Prompt -
Copy each line exactly. Drop every picture.

Stored items from a collection
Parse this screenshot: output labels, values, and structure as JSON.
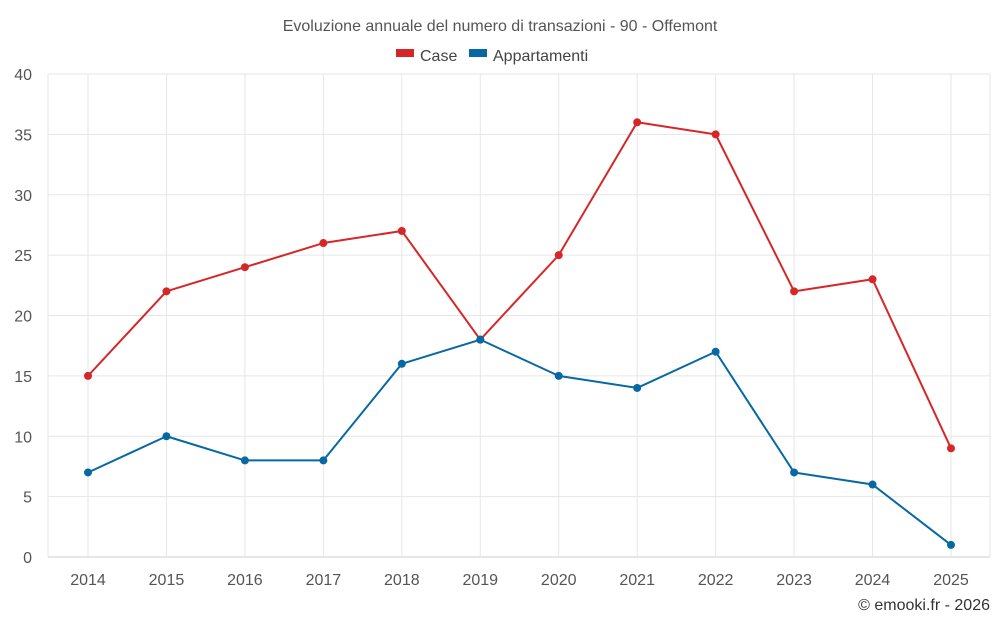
{
  "chart_data": {
    "type": "line",
    "title": "Evoluzione annuale del numero di transazioni - 90 - Offemont",
    "categories": [
      "2014",
      "2015",
      "2016",
      "2017",
      "2018",
      "2019",
      "2020",
      "2021",
      "2022",
      "2023",
      "2024",
      "2025"
    ],
    "series": [
      {
        "name": "Case",
        "color": "#d62728",
        "values": [
          15,
          22,
          24,
          26,
          27,
          18,
          25,
          36,
          35,
          22,
          23,
          9
        ]
      },
      {
        "name": "Appartamenti",
        "color": "#0868a3",
        "values": [
          7,
          10,
          8,
          8,
          16,
          18,
          15,
          14,
          17,
          7,
          6,
          1
        ]
      }
    ],
    "ylim": [
      0,
      40
    ],
    "yticks": [
      "0",
      "5",
      "10",
      "15",
      "20",
      "25",
      "30",
      "35",
      "40"
    ],
    "xlabel": "",
    "ylabel": "",
    "legend_position": "top-center",
    "grid": true
  },
  "credit": "© emooki.fr - 2026"
}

The response -
Parse this screenshot: output labels, values, and structure as JSON.
{
  "chart_data": {
    "type": "line",
    "title": "Evoluzione annuale del numero di transazioni - 90 - Offemont",
    "categories": [
      "2014",
      "2015",
      "2016",
      "2017",
      "2018",
      "2019",
      "2020",
      "2021",
      "2022",
      "2023",
      "2024",
      "2025"
    ],
    "series": [
      {
        "name": "Case",
        "color": "#d62728",
        "values": [
          15,
          22,
          24,
          26,
          27,
          18,
          25,
          36,
          35,
          22,
          23,
          9
        ]
      },
      {
        "name": "Appartamenti",
        "color": "#0868a3",
        "values": [
          7,
          10,
          8,
          8,
          16,
          18,
          15,
          14,
          17,
          7,
          6,
          1
        ]
      }
    ],
    "ylim": [
      0,
      40
    ],
    "yticks": [
      "0",
      "5",
      "10",
      "15",
      "20",
      "25",
      "30",
      "35",
      "40"
    ],
    "xlabel": "",
    "ylabel": "",
    "legend_position": "top-center",
    "grid": true
  },
  "credit": "© emooki.fr - 2026"
}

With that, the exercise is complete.